§ **PROBLEM**
Transcribe each line of the material as it is, and drop any picture.

§ **SUPPLIED ENTRIES**
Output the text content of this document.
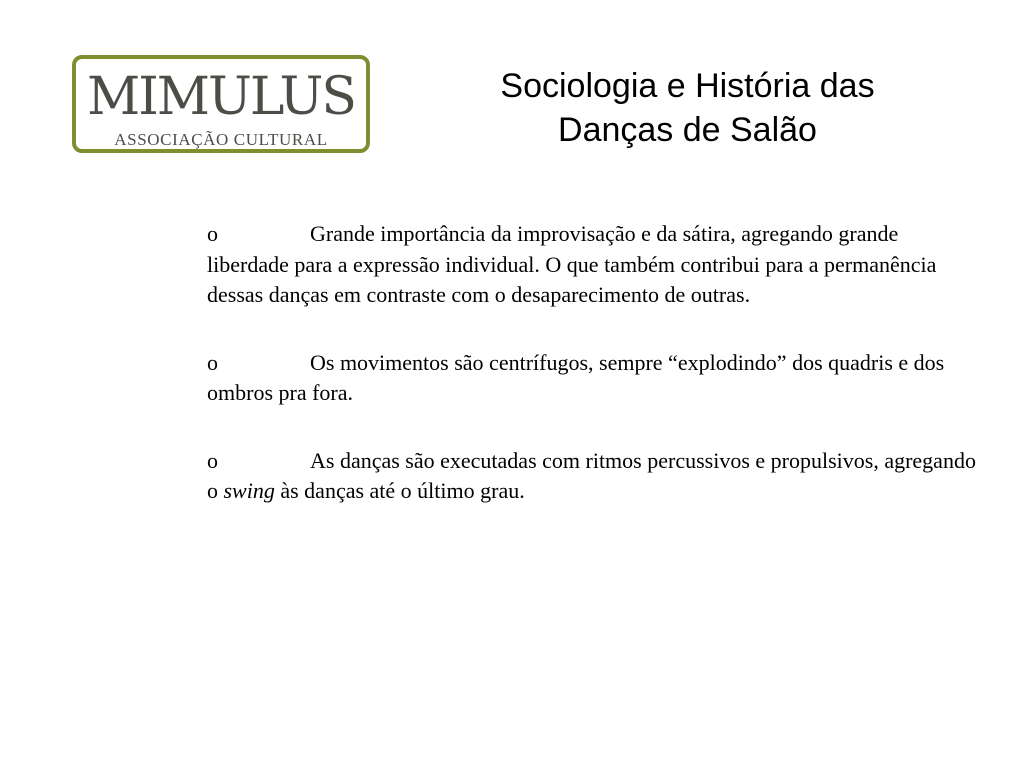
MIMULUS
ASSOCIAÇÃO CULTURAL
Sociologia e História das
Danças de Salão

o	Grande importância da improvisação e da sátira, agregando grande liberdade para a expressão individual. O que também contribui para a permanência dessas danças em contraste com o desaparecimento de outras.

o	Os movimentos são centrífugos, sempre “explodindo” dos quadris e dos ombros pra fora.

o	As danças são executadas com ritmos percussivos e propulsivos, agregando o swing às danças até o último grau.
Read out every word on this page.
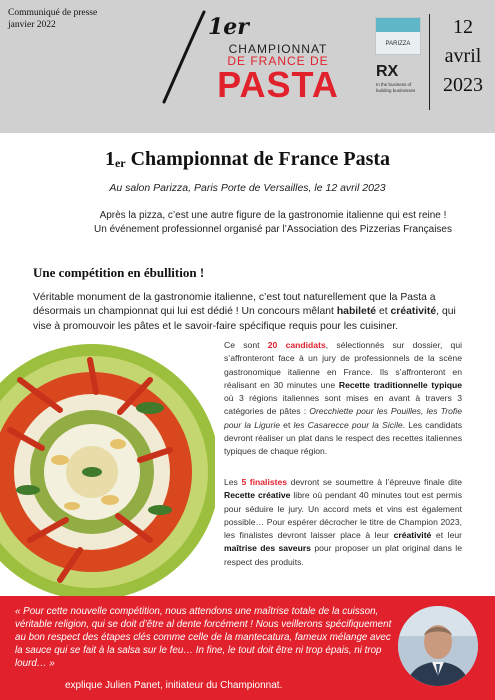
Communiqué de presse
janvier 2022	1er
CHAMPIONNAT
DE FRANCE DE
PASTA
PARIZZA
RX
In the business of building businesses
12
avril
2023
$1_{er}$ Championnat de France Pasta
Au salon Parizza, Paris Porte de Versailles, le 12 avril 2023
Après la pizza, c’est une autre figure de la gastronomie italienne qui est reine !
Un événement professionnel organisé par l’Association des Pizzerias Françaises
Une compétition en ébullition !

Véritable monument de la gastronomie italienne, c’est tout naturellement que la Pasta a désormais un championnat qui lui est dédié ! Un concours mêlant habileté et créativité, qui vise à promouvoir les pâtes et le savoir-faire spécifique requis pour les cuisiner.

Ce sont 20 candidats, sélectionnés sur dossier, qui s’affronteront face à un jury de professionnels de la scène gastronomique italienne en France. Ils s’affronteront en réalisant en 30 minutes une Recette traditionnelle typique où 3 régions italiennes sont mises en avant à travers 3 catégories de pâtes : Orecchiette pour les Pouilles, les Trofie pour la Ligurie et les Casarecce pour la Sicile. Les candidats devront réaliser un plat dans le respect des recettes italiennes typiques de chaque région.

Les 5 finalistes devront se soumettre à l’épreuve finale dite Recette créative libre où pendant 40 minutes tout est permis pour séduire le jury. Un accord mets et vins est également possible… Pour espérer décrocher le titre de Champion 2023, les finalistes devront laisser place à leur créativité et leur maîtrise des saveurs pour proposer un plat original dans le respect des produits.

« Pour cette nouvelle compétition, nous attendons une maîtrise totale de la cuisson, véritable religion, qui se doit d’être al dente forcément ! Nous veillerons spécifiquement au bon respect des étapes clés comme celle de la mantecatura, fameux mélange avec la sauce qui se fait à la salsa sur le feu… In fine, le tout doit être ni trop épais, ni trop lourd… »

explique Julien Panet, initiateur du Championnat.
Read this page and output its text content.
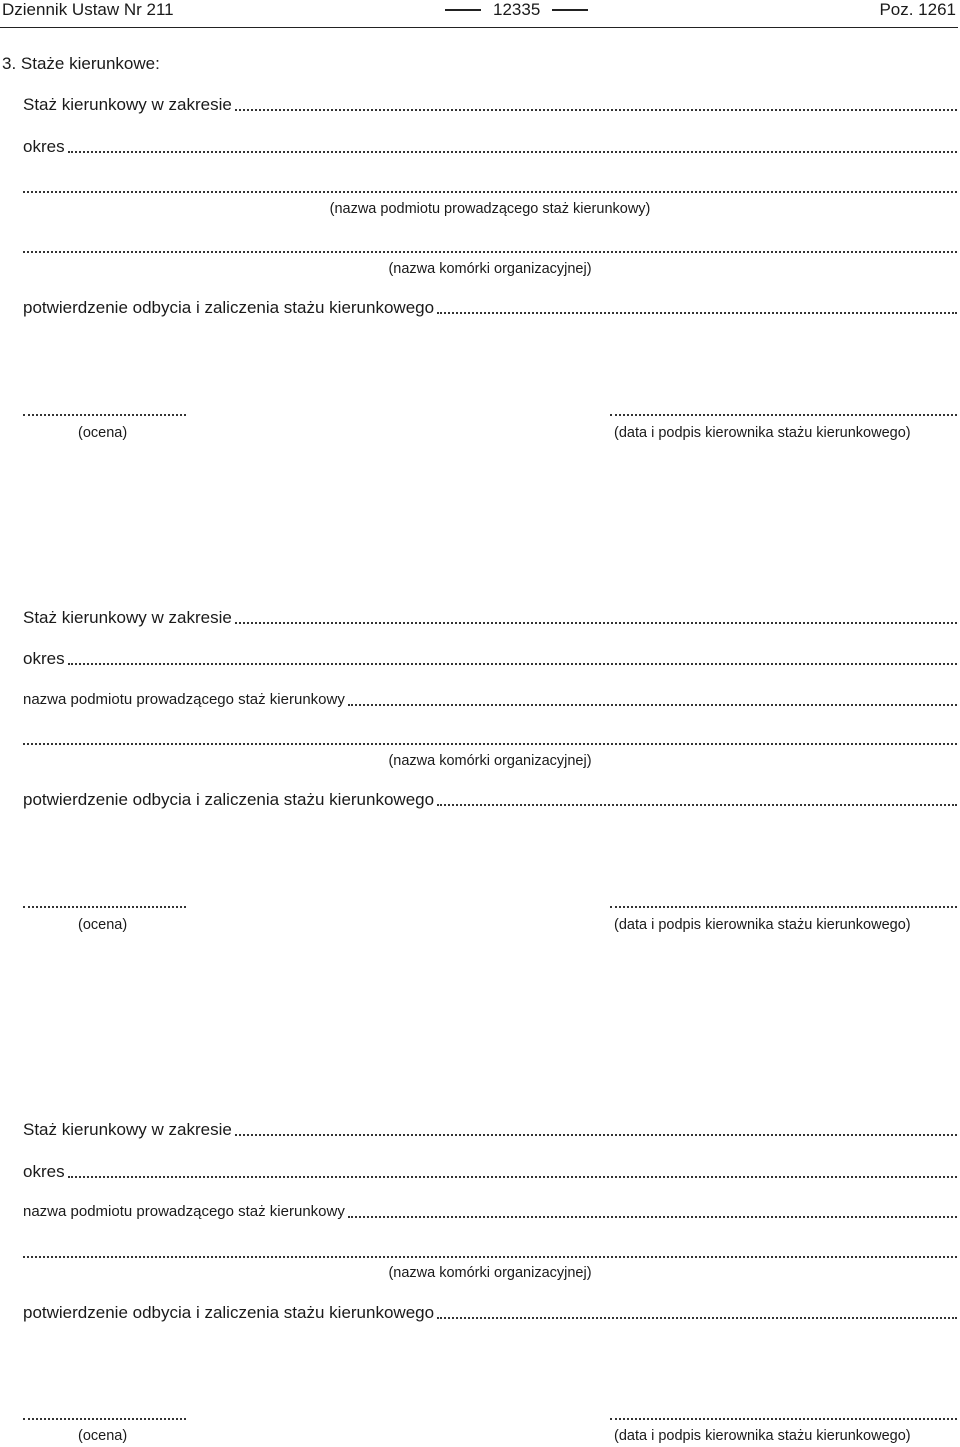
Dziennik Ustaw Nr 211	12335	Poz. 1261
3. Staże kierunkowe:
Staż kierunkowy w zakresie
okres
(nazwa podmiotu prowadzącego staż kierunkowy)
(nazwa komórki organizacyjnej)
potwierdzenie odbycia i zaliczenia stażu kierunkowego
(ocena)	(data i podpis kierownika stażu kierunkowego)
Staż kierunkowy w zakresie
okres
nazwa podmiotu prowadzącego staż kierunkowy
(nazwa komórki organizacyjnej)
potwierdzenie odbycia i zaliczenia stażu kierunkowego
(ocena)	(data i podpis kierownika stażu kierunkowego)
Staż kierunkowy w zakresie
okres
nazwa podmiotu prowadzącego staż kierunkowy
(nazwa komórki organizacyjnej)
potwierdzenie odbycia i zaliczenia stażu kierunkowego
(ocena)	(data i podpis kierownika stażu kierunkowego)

§ **EXERCISE OUTPUT**
Output the text content of this document.
MIMULUS
ASSOCIAÇÃO CULTURAL
Sociologia e História das
Danças de Salão

o	Grande importância da improvisação e da sátira, agregando grande liberdade para a expressão individual. O que também contribui para a permanência dessas danças em contraste com o desaparecimento de outras.

o	Os movimentos são centrífugos, sempre “explodindo” dos quadris e dos ombros pra fora.

o	As danças são executadas com ritmos percussivos e propulsivos, agregando o swing às danças até o último grau.
Read out every word on this page.
Communiqué de presse
janvier 2022	1er
CHAMPIONNAT
DE FRANCE DE
PASTA
PARIZZA
RX
In the business of building businesses
12
avril
2023
$1_{er}$ Championnat de France Pasta
Au salon Parizza, Paris Porte de Versailles, le 12 avril 2023
Après la pizza, c’est une autre figure de la gastronomie italienne qui est reine !
Un événement professionnel organisé par l’Association des Pizzerias Françaises
Une compétition en ébullition !

Véritable monument de la gastronomie italienne, c’est tout naturellement que la Pasta a désormais un championnat qui lui est dédié ! Un concours mêlant habileté et créativité, qui vise à promouvoir les pâtes et le savoir-faire spécifique requis pour les cuisiner.

Ce sont 20 candidats, sélectionnés sur dossier, qui s’affronteront face à un jury de professionnels de la scène gastronomique italienne en France. Ils s’affronteront en réalisant en 30 minutes une Recette traditionnelle typique où 3 régions italiennes sont mises en avant à travers 3 catégories de pâtes : Orecchiette pour les Pouilles, les Trofie pour la Ligurie et les Casarecce pour la Sicile. Les candidats devront réaliser un plat dans le respect des recettes italiennes typiques de chaque région.

Les 5 finalistes devront se soumettre à l’épreuve finale dite Recette créative libre où pendant 40 minutes tout est permis pour séduire le jury. Un accord mets et vins est également possible… Pour espérer décrocher le titre de Champion 2023, les finalistes devront laisser place à leur créativité et leur maîtrise des saveurs pour proposer un plat original dans le respect des produits.

« Pour cette nouvelle compétition, nous attendons une maîtrise totale de la cuisson, véritable religion, qui se doit d’être al dente forcément ! Nous veillerons spécifiquement au bon respect des étapes clés comme celle de la mantecatura, fameux mélange avec la sauce qui se fait à la salsa sur le feu… In fine, le tout doit être ni trop épais, ni trop lourd… »

explique Julien Panet, initiateur du Championnat.
Read this page and output its text content.
Dziennik Ustaw Nr 211	12335	Poz. 1261
3. Staże kierunkowe:
Staż kierunkowy w zakresie
okres
(nazwa podmiotu prowadzącego staż kierunkowy)
(nazwa komórki organizacyjnej)
potwierdzenie odbycia i zaliczenia stażu kierunkowego
(ocena)	(data i podpis kierownika stażu kierunkowego)
Staż kierunkowy w zakresie
okres
nazwa podmiotu prowadzącego staż kierunkowy
(nazwa komórki organizacyjnej)
potwierdzenie odbycia i zaliczenia stażu kierunkowego
(ocena)	(data i podpis kierownika stażu kierunkowego)
Staż kierunkowy w zakresie
okres
nazwa podmiotu prowadzącego staż kierunkowy
(nazwa komórki organizacyjnej)
potwierdzenie odbycia i zaliczenia stażu kierunkowego
(ocena)	(data i podpis kierownika stażu kierunkowego)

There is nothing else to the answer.